SET PROBLEM: Exactly as written, print each record in the listing.

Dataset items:
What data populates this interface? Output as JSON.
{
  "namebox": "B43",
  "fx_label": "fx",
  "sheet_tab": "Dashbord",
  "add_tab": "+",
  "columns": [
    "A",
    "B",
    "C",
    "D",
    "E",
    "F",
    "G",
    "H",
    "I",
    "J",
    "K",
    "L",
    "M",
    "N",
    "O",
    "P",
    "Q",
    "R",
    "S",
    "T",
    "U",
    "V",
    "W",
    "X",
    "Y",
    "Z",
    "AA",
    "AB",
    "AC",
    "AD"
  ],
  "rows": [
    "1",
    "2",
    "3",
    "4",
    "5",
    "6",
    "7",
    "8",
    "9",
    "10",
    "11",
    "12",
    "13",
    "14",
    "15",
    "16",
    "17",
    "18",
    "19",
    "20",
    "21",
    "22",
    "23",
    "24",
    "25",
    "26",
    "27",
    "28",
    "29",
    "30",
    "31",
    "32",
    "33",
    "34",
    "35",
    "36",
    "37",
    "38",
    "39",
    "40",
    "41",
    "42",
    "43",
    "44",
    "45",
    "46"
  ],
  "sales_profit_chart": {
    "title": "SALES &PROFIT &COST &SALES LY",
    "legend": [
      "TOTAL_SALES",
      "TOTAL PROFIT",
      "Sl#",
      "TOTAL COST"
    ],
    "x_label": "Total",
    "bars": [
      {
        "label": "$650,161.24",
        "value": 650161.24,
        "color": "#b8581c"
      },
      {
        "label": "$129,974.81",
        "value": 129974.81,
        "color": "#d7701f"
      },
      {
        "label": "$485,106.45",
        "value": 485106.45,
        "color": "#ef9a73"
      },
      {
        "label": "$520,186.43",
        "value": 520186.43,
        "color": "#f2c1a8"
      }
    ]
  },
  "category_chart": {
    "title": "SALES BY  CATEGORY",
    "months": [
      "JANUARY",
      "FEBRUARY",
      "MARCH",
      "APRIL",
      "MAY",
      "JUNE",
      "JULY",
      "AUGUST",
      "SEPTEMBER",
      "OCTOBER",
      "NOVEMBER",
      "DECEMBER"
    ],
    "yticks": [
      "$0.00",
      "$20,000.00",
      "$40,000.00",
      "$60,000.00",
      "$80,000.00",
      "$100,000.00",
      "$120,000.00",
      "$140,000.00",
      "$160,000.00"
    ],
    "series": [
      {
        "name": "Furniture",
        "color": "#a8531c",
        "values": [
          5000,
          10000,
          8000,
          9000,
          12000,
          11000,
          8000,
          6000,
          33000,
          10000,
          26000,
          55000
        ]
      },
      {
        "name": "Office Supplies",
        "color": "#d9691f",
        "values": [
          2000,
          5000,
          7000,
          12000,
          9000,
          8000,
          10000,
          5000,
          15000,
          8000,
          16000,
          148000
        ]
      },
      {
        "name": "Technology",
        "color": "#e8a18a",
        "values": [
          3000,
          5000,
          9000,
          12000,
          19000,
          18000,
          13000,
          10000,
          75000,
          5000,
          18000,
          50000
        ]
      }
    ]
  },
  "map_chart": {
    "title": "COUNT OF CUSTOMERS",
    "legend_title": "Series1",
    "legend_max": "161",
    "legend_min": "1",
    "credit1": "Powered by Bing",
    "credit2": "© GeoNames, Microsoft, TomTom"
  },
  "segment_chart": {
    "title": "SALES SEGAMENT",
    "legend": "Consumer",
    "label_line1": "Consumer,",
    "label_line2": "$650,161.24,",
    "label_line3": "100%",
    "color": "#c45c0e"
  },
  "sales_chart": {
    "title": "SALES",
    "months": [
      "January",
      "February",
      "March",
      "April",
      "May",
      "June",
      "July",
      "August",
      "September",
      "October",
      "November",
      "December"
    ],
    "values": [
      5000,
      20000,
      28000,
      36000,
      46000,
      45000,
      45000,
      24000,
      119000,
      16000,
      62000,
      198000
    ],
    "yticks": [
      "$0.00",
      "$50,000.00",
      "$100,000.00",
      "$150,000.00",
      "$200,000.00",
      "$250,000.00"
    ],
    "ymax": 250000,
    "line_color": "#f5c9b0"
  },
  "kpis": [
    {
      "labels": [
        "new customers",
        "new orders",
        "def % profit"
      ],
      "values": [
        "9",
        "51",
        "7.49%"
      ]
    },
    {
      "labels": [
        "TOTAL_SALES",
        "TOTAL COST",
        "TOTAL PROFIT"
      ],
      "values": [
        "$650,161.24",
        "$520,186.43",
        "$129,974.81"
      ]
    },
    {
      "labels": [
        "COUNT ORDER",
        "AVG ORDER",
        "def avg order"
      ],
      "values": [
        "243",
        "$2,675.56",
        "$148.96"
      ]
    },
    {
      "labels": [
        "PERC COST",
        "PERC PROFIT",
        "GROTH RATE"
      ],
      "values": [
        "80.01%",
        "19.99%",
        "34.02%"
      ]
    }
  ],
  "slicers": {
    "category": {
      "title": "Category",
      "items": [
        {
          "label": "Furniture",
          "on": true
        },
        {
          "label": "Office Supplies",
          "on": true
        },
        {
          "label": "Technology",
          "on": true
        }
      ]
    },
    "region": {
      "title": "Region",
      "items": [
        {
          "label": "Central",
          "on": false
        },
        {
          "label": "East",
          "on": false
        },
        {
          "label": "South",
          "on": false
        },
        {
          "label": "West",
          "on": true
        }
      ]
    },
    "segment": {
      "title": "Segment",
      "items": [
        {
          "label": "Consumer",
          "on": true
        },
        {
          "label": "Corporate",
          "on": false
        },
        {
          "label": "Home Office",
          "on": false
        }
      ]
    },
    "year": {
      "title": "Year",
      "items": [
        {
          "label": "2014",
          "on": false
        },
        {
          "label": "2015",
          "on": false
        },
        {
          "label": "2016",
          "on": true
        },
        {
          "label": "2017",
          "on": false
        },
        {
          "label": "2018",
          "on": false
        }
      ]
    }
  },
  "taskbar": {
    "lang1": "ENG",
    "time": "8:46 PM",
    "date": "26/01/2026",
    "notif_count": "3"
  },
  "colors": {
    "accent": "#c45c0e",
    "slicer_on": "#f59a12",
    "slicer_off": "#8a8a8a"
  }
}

COMPLETE OUTPUT:
What data populates this interface? Output as JSON.
{
  "namebox": "B43",
  "fx_label": "fx",
  "sheet_tab": "Dashbord",
  "add_tab": "+",
  "columns": [
    "A",
    "B",
    "C",
    "D",
    "E",
    "F",
    "G",
    "H",
    "I",
    "J",
    "K",
    "L",
    "M",
    "N",
    "O",
    "P",
    "Q",
    "R",
    "S",
    "T",
    "U",
    "V",
    "W",
    "X",
    "Y",
    "Z",
    "AA",
    "AB",
    "AC",
    "AD"
  ],
  "rows": [
    "1",
    "2",
    "3",
    "4",
    "5",
    "6",
    "7",
    "8",
    "9",
    "10",
    "11",
    "12",
    "13",
    "14",
    "15",
    "16",
    "17",
    "18",
    "19",
    "20",
    "21",
    "22",
    "23",
    "24",
    "25",
    "26",
    "27",
    "28",
    "29",
    "30",
    "31",
    "32",
    "33",
    "34",
    "35",
    "36",
    "37",
    "38",
    "39",
    "40",
    "41",
    "42",
    "43",
    "44",
    "45",
    "46"
  ],
  "sales_profit_chart": {
    "title": "SALES &PROFIT &COST &SALES LY",
    "legend": [
      "TOTAL_SALES",
      "TOTAL PROFIT",
      "Sl#",
      "TOTAL COST"
    ],
    "x_label": "Total",
    "bars": [
      {
        "label": "$650,161.24",
        "value": 650161.24,
        "color": "#b8581c"
      },
      {
        "label": "$129,974.81",
        "value": 129974.81,
        "color": "#d7701f"
      },
      {
        "label": "$485,106.45",
        "value": 485106.45,
        "color": "#ef9a73"
      },
      {
        "label": "$520,186.43",
        "value": 520186.43,
        "color": "#f2c1a8"
      }
    ]
  },
  "category_chart": {
    "title": "SALES BY  CATEGORY",
    "months": [
      "JANUARY",
      "FEBRUARY",
      "MARCH",
      "APRIL",
      "MAY",
      "JUNE",
      "JULY",
      "AUGUST",
      "SEPTEMBER",
      "OCTOBER",
      "NOVEMBER",
      "DECEMBER"
    ],
    "yticks": [
      "$0.00",
      "$20,000.00",
      "$40,000.00",
      "$60,000.00",
      "$80,000.00",
      "$100,000.00",
      "$120,000.00",
      "$140,000.00",
      "$160,000.00"
    ],
    "series": [
      {
        "name": "Furniture",
        "color": "#a8531c",
        "values": [
          5000,
          10000,
          8000,
          9000,
          12000,
          11000,
          8000,
          6000,
          33000,
          10000,
          26000,
          55000
        ]
      },
      {
        "name": "Office Supplies",
        "color": "#d9691f",
        "values": [
          2000,
          5000,
          7000,
          12000,
          9000,
          8000,
          10000,
          5000,
          15000,
          8000,
          16000,
          148000
        ]
      },
      {
        "name": "Technology",
        "color": "#e8a18a",
        "values": [
          3000,
          5000,
          9000,
          12000,
          19000,
          18000,
          13000,
          10000,
          75000,
          5000,
          18000,
          50000
        ]
      }
    ]
  },
  "map_chart": {
    "title": "COUNT OF CUSTOMERS",
    "legend_title": "Series1",
    "legend_max": "161",
    "legend_min": "1",
    "credit1": "Powered by Bing",
    "credit2": "© GeoNames, Microsoft, TomTom"
  },
  "segment_chart": {
    "title": "SALES SEGAMENT",
    "legend": "Consumer",
    "label_line1": "Consumer,",
    "label_line2": "$650,161.24,",
    "label_line3": "100%",
    "color": "#c45c0e"
  },
  "sales_chart": {
    "title": "SALES",
    "months": [
      "January",
      "February",
      "March",
      "April",
      "May",
      "June",
      "July",
      "August",
      "September",
      "October",
      "November",
      "December"
    ],
    "values": [
      5000,
      20000,
      28000,
      36000,
      46000,
      45000,
      45000,
      24000,
      119000,
      16000,
      62000,
      198000
    ],
    "yticks": [
      "$0.00",
      "$50,000.00",
      "$100,000.00",
      "$150,000.00",
      "$200,000.00",
      "$250,000.00"
    ],
    "ymax": 250000,
    "line_color": "#f5c9b0"
  },
  "kpis": [
    {
      "labels": [
        "new customers",
        "new orders",
        "def % profit"
      ],
      "values": [
        "9",
        "51",
        "7.49%"
      ]
    },
    {
      "labels": [
        "TOTAL_SALES",
        "TOTAL COST",
        "TOTAL PROFIT"
      ],
      "values": [
        "$650,161.24",
        "$520,186.43",
        "$129,974.81"
      ]
    },
    {
      "labels": [
        "COUNT ORDER",
        "AVG ORDER",
        "def avg order"
      ],
      "values": [
        "243",
        "$2,675.56",
        "$148.96"
      ]
    },
    {
      "labels": [
        "PERC COST",
        "PERC PROFIT",
        "GROTH RATE"
      ],
      "values": [
        "80.01%",
        "19.99%",
        "34.02%"
      ]
    }
  ],
  "slicers": {
    "category": {
      "title": "Category",
      "items": [
        {
          "label": "Furniture",
          "on": true
        },
        {
          "label": "Office Supplies",
          "on": true
        },
        {
          "label": "Technology",
          "on": true
        }
      ]
    },
    "region": {
      "title": "Region",
      "items": [
        {
          "label": "Central",
          "on": false
        },
        {
          "label": "East",
          "on": false
        },
        {
          "label": "South",
          "on": false
        },
        {
          "label": "West",
          "on": true
        }
      ]
    },
    "segment": {
      "title": "Segment",
      "items": [
        {
          "label": "Consumer",
          "on": true
        },
        {
          "label": "Corporate",
          "on": false
        },
        {
          "label": "Home Office",
          "on": false
        }
      ]
    },
    "year": {
      "title": "Year",
      "items": [
        {
          "label": "2014",
          "on": false
        },
        {
          "label": "2015",
          "on": false
        },
        {
          "label": "2016",
          "on": true
        },
        {
          "label": "2017",
          "on": false
        },
        {
          "label": "2018",
          "on": false
        }
      ]
    }
  },
  "taskbar": {
    "lang1": "ENG",
    "time": "8:46 PM",
    "date": "26/01/2026",
    "notif_count": "3"
  },
  "colors": {
    "accent": "#c45c0e",
    "slicer_on": "#f59a12",
    "slicer_off": "#8a8a8a"
  }
}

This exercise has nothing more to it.